Collected data entries:
——
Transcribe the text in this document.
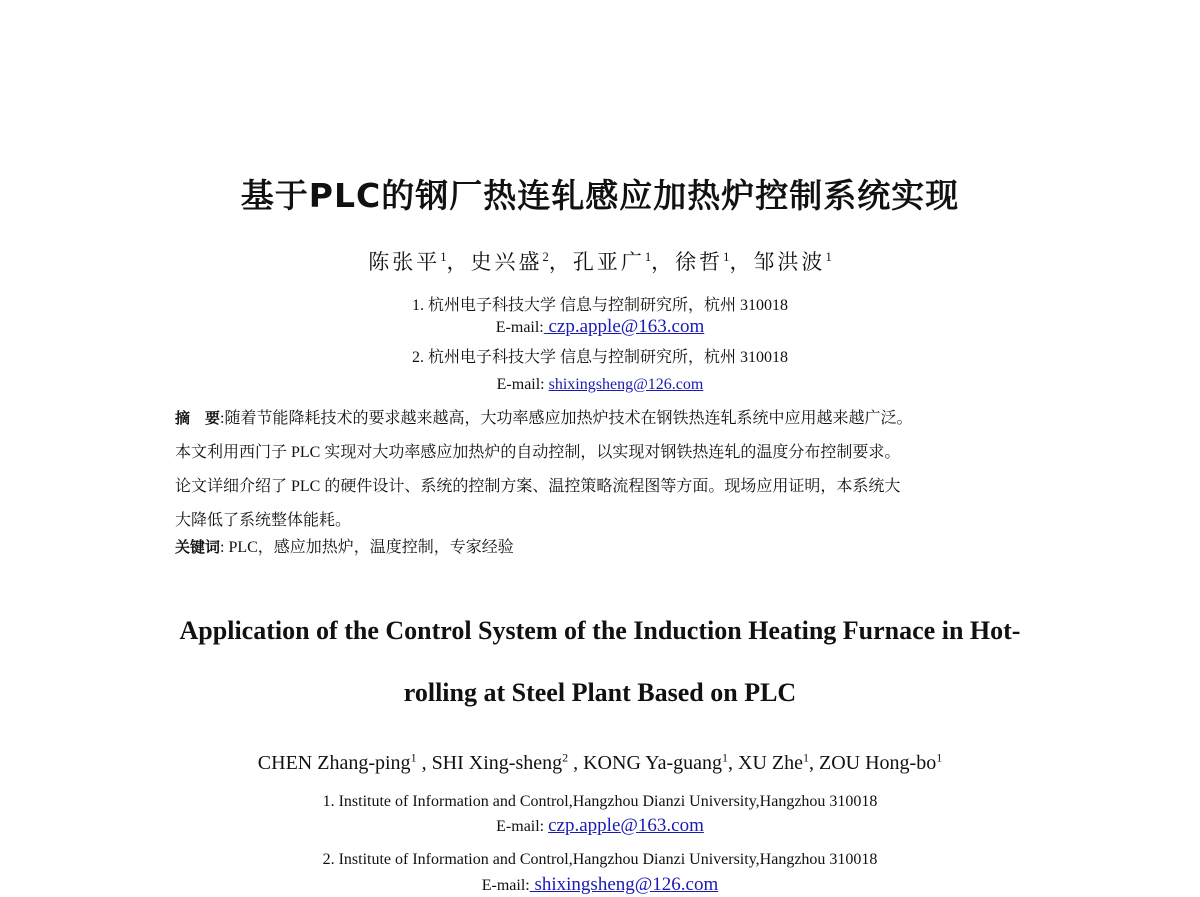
基于PLC的钢厂热连轧感应加热炉控制系统实现
陈张平$^1$，史兴盛$^2$，孔亚广$^1$，徐哲$^1$，邹洪波$^1$
1. 杭州电子科技大学 信息与控制研究所，杭州 310018
E-mail: czp.apple@163.com
2. 杭州电子科技大学 信息与控制研究所，杭州 310018
E-mail: shixingsheng@126.com
摘　要:随着节能降耗技术的要求越来越高，大功率感应加热炉技术在钢铁热连轧系统中应用越来越广泛。
本文利用西门子 PLC 实现对大功率感应加热炉的自动控制，以实现对钢铁热连轧的温度分布控制要求。
论文详细介绍了 PLC 的硬件设计、系统的控制方案、温控策略流程图等方面。现场应用证明，本系统大
大降低了系统整体能耗。
关键词: PLC，感应加热炉，温度控制，专家经验
Application of the Control System of the Induction Heating Furnace in Hot-
rolling at Steel Plant Based on PLC
CHEN Zhang-ping$^1$ , SHI Xing-sheng$^2$ , KONG Ya-guang$^1$, XU Zhe$^1$, ZOU Hong-$bo^1$
1. Institute of Information and Control,Hangzhou Dianzi University,Hangzhou 310018
E-mail: czp.apple@163.com
2. Institute of Information and Control,Hangzhou Dianzi University,Hangzhou 310018
E-mail: shixingsheng@126.com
——
# [EXERCISE DIRECTIONS]
Give back the entries verbatim. Do not include any picture.

# [OUTPUT OF THE TASK]
Transcribe the text in this document.
基于PLC的钢厂热连轧感应加热炉控制系统实现
陈张平$^1$，史兴盛$^2$，孔亚广$^1$，徐哲$^1$，邹洪波$^1$
1. 杭州电子科技大学 信息与控制研究所，杭州 310018
E-mail: czp.apple@163.com
2. 杭州电子科技大学 信息与控制研究所，杭州 310018
E-mail: shixingsheng@126.com
摘　要:随着节能降耗技术的要求越来越高，大功率感应加热炉技术在钢铁热连轧系统中应用越来越广泛。
本文利用西门子 PLC 实现对大功率感应加热炉的自动控制，以实现对钢铁热连轧的温度分布控制要求。
论文详细介绍了 PLC 的硬件设计、系统的控制方案、温控策略流程图等方面。现场应用证明，本系统大
大降低了系统整体能耗。
关键词: PLC，感应加热炉，温度控制，专家经验
Application of the Control System of the Induction Heating Furnace in Hot-
rolling at Steel Plant Based on PLC
CHEN Zhang-ping$^1$ , SHI Xing-sheng$^2$ , KONG Ya-guang$^1$, XU Zhe$^1$, ZOU Hong-$bo^1$
1. Institute of Information and Control,Hangzhou Dianzi University,Hangzhou 310018
E-mail: czp.apple@163.com
2. Institute of Information and Control,Hangzhou Dianzi University,Hangzhou 310018
E-mail: shixingsheng@126.com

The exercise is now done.